───── MATERIAL FOR THE TASK ─────

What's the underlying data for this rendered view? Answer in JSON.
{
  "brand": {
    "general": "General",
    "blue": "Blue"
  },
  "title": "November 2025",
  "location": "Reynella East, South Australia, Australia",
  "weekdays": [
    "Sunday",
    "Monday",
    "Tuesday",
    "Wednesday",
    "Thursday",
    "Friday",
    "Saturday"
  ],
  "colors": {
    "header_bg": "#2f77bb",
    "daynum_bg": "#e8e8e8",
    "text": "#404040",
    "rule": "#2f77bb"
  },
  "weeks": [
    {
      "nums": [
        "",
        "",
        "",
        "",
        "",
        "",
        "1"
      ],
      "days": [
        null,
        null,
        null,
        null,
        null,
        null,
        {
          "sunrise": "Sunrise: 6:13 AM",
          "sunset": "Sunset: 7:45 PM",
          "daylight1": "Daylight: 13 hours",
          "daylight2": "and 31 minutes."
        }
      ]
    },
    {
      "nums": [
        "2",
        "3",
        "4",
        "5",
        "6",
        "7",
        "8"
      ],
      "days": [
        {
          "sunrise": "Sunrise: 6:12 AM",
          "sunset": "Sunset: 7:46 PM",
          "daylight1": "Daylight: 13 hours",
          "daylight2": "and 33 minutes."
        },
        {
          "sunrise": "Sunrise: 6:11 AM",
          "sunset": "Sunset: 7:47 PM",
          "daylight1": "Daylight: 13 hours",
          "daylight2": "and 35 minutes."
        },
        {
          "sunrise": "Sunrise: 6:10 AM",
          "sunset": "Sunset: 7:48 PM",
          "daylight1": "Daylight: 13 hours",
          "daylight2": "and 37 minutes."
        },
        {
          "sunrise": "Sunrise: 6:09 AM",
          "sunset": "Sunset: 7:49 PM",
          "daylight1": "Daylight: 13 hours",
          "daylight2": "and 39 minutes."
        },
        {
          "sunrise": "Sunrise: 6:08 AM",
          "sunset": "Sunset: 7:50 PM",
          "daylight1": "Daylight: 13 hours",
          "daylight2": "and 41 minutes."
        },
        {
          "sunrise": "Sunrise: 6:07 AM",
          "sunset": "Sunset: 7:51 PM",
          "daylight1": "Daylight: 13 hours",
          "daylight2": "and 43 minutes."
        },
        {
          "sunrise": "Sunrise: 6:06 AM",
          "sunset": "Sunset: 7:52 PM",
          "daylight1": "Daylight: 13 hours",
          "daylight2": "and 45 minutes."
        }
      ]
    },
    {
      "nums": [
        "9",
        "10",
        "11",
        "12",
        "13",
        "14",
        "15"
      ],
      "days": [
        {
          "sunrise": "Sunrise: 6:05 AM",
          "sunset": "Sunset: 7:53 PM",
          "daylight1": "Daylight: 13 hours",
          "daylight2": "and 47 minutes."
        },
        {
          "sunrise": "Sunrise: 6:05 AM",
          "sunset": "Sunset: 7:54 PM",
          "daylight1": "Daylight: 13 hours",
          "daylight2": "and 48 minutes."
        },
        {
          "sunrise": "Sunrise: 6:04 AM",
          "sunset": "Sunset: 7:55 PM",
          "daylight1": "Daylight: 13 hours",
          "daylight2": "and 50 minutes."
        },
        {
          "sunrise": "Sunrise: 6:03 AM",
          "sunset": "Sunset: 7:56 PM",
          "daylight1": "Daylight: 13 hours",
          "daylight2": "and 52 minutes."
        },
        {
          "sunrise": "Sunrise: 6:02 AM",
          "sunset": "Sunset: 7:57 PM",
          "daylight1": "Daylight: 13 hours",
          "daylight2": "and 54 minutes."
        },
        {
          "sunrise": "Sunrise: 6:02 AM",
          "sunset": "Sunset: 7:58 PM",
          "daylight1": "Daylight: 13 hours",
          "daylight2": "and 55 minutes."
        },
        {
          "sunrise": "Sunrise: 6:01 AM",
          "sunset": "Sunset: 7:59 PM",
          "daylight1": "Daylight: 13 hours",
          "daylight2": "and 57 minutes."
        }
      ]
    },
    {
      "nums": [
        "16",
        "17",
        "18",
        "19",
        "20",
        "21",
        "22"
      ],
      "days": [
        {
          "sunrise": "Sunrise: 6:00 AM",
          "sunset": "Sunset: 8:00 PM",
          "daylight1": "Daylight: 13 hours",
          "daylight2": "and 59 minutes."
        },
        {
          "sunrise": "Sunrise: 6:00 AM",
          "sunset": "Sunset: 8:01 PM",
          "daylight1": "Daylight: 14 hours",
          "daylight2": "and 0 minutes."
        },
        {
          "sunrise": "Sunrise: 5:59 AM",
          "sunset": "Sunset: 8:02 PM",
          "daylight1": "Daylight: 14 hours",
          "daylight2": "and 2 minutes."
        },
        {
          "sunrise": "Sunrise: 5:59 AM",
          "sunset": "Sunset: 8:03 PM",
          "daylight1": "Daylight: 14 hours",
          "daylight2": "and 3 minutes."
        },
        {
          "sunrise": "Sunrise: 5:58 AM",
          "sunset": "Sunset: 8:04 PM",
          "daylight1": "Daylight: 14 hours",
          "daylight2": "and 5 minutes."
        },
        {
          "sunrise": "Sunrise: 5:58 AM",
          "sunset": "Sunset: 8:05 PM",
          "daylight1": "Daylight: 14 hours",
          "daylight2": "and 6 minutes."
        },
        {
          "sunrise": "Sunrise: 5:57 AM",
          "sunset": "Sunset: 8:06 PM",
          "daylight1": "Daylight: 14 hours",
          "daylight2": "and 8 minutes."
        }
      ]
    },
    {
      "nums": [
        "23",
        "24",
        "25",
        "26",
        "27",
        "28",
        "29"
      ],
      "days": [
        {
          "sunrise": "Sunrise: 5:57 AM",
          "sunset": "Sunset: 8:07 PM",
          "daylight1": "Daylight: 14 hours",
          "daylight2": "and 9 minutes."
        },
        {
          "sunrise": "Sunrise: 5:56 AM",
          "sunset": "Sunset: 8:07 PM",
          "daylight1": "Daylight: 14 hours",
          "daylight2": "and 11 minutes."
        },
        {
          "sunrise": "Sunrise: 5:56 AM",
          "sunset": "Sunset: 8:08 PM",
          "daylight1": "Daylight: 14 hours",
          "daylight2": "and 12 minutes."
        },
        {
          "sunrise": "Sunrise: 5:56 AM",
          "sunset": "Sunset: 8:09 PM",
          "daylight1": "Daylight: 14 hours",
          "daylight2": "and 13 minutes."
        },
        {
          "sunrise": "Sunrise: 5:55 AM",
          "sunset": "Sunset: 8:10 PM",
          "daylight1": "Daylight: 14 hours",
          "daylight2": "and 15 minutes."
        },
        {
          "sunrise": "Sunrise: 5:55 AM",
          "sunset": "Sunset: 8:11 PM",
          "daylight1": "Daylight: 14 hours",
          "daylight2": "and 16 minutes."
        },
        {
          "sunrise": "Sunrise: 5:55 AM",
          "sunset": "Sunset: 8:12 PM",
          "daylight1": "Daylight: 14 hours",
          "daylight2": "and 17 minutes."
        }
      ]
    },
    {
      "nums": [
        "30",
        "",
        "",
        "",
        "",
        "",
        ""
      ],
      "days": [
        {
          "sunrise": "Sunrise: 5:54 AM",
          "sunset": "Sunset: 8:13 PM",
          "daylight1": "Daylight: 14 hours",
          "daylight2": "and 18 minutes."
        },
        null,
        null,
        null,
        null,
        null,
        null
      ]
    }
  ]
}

─────

REQUIREMENT: Using the listing above, retype each line exactly.

TASK OUTPUT:
What's the underlying data for this rendered view? Answer in JSON.
{
  "brand": {
    "general": "General",
    "blue": "Blue"
  },
  "title": "November 2025",
  "location": "Reynella East, South Australia, Australia",
  "weekdays": [
    "Sunday",
    "Monday",
    "Tuesday",
    "Wednesday",
    "Thursday",
    "Friday",
    "Saturday"
  ],
  "colors": {
    "header_bg": "#2f77bb",
    "daynum_bg": "#e8e8e8",
    "text": "#404040",
    "rule": "#2f77bb"
  },
  "weeks": [
    {
      "nums": [
        "",
        "",
        "",
        "",
        "",
        "",
        "1"
      ],
      "days": [
        null,
        null,
        null,
        null,
        null,
        null,
        {
          "sunrise": "Sunrise: 6:13 AM",
          "sunset": "Sunset: 7:45 PM",
          "daylight1": "Daylight: 13 hours",
          "daylight2": "and 31 minutes."
        }
      ]
    },
    {
      "nums": [
        "2",
        "3",
        "4",
        "5",
        "6",
        "7",
        "8"
      ],
      "days": [
        {
          "sunrise": "Sunrise: 6:12 AM",
          "sunset": "Sunset: 7:46 PM",
          "daylight1": "Daylight: 13 hours",
          "daylight2": "and 33 minutes."
        },
        {
          "sunrise": "Sunrise: 6:11 AM",
          "sunset": "Sunset: 7:47 PM",
          "daylight1": "Daylight: 13 hours",
          "daylight2": "and 35 minutes."
        },
        {
          "sunrise": "Sunrise: 6:10 AM",
          "sunset": "Sunset: 7:48 PM",
          "daylight1": "Daylight: 13 hours",
          "daylight2": "and 37 minutes."
        },
        {
          "sunrise": "Sunrise: 6:09 AM",
          "sunset": "Sunset: 7:49 PM",
          "daylight1": "Daylight: 13 hours",
          "daylight2": "and 39 minutes."
        },
        {
          "sunrise": "Sunrise: 6:08 AM",
          "sunset": "Sunset: 7:50 PM",
          "daylight1": "Daylight: 13 hours",
          "daylight2": "and 41 minutes."
        },
        {
          "sunrise": "Sunrise: 6:07 AM",
          "sunset": "Sunset: 7:51 PM",
          "daylight1": "Daylight: 13 hours",
          "daylight2": "and 43 minutes."
        },
        {
          "sunrise": "Sunrise: 6:06 AM",
          "sunset": "Sunset: 7:52 PM",
          "daylight1": "Daylight: 13 hours",
          "daylight2": "and 45 minutes."
        }
      ]
    },
    {
      "nums": [
        "9",
        "10",
        "11",
        "12",
        "13",
        "14",
        "15"
      ],
      "days": [
        {
          "sunrise": "Sunrise: 6:05 AM",
          "sunset": "Sunset: 7:53 PM",
          "daylight1": "Daylight: 13 hours",
          "daylight2": "and 47 minutes."
        },
        {
          "sunrise": "Sunrise: 6:05 AM",
          "sunset": "Sunset: 7:54 PM",
          "daylight1": "Daylight: 13 hours",
          "daylight2": "and 48 minutes."
        },
        {
          "sunrise": "Sunrise: 6:04 AM",
          "sunset": "Sunset: 7:55 PM",
          "daylight1": "Daylight: 13 hours",
          "daylight2": "and 50 minutes."
        },
        {
          "sunrise": "Sunrise: 6:03 AM",
          "sunset": "Sunset: 7:56 PM",
          "daylight1": "Daylight: 13 hours",
          "daylight2": "and 52 minutes."
        },
        {
          "sunrise": "Sunrise: 6:02 AM",
          "sunset": "Sunset: 7:57 PM",
          "daylight1": "Daylight: 13 hours",
          "daylight2": "and 54 minutes."
        },
        {
          "sunrise": "Sunrise: 6:02 AM",
          "sunset": "Sunset: 7:58 PM",
          "daylight1": "Daylight: 13 hours",
          "daylight2": "and 55 minutes."
        },
        {
          "sunrise": "Sunrise: 6:01 AM",
          "sunset": "Sunset: 7:59 PM",
          "daylight1": "Daylight: 13 hours",
          "daylight2": "and 57 minutes."
        }
      ]
    },
    {
      "nums": [
        "16",
        "17",
        "18",
        "19",
        "20",
        "21",
        "22"
      ],
      "days": [
        {
          "sunrise": "Sunrise: 6:00 AM",
          "sunset": "Sunset: 8:00 PM",
          "daylight1": "Daylight: 13 hours",
          "daylight2": "and 59 minutes."
        },
        {
          "sunrise": "Sunrise: 6:00 AM",
          "sunset": "Sunset: 8:01 PM",
          "daylight1": "Daylight: 14 hours",
          "daylight2": "and 0 minutes."
        },
        {
          "sunrise": "Sunrise: 5:59 AM",
          "sunset": "Sunset: 8:02 PM",
          "daylight1": "Daylight: 14 hours",
          "daylight2": "and 2 minutes."
        },
        {
          "sunrise": "Sunrise: 5:59 AM",
          "sunset": "Sunset: 8:03 PM",
          "daylight1": "Daylight: 14 hours",
          "daylight2": "and 3 minutes."
        },
        {
          "sunrise": "Sunrise: 5:58 AM",
          "sunset": "Sunset: 8:04 PM",
          "daylight1": "Daylight: 14 hours",
          "daylight2": "and 5 minutes."
        },
        {
          "sunrise": "Sunrise: 5:58 AM",
          "sunset": "Sunset: 8:05 PM",
          "daylight1": "Daylight: 14 hours",
          "daylight2": "and 6 minutes."
        },
        {
          "sunrise": "Sunrise: 5:57 AM",
          "sunset": "Sunset: 8:06 PM",
          "daylight1": "Daylight: 14 hours",
          "daylight2": "and 8 minutes."
        }
      ]
    },
    {
      "nums": [
        "23",
        "24",
        "25",
        "26",
        "27",
        "28",
        "29"
      ],
      "days": [
        {
          "sunrise": "Sunrise: 5:57 AM",
          "sunset": "Sunset: 8:07 PM",
          "daylight1": "Daylight: 14 hours",
          "daylight2": "and 9 minutes."
        },
        {
          "sunrise": "Sunrise: 5:56 AM",
          "sunset": "Sunset: 8:07 PM",
          "daylight1": "Daylight: 14 hours",
          "daylight2": "and 11 minutes."
        },
        {
          "sunrise": "Sunrise: 5:56 AM",
          "sunset": "Sunset: 8:08 PM",
          "daylight1": "Daylight: 14 hours",
          "daylight2": "and 12 minutes."
        },
        {
          "sunrise": "Sunrise: 5:56 AM",
          "sunset": "Sunset: 8:09 PM",
          "daylight1": "Daylight: 14 hours",
          "daylight2": "and 13 minutes."
        },
        {
          "sunrise": "Sunrise: 5:55 AM",
          "sunset": "Sunset: 8:10 PM",
          "daylight1": "Daylight: 14 hours",
          "daylight2": "and 15 minutes."
        },
        {
          "sunrise": "Sunrise: 5:55 AM",
          "sunset": "Sunset: 8:11 PM",
          "daylight1": "Daylight: 14 hours",
          "daylight2": "and 16 minutes."
        },
        {
          "sunrise": "Sunrise: 5:55 AM",
          "sunset": "Sunset: 8:12 PM",
          "daylight1": "Daylight: 14 hours",
          "daylight2": "and 17 minutes."
        }
      ]
    },
    {
      "nums": [
        "30",
        "",
        "",
        "",
        "",
        "",
        ""
      ],
      "days": [
        {
          "sunrise": "Sunrise: 5:54 AM",
          "sunset": "Sunset: 8:13 PM",
          "daylight1": "Daylight: 14 hours",
          "daylight2": "and 18 minutes."
        },
        null,
        null,
        null,
        null,
        null,
        null
      ]
    }
  ]
}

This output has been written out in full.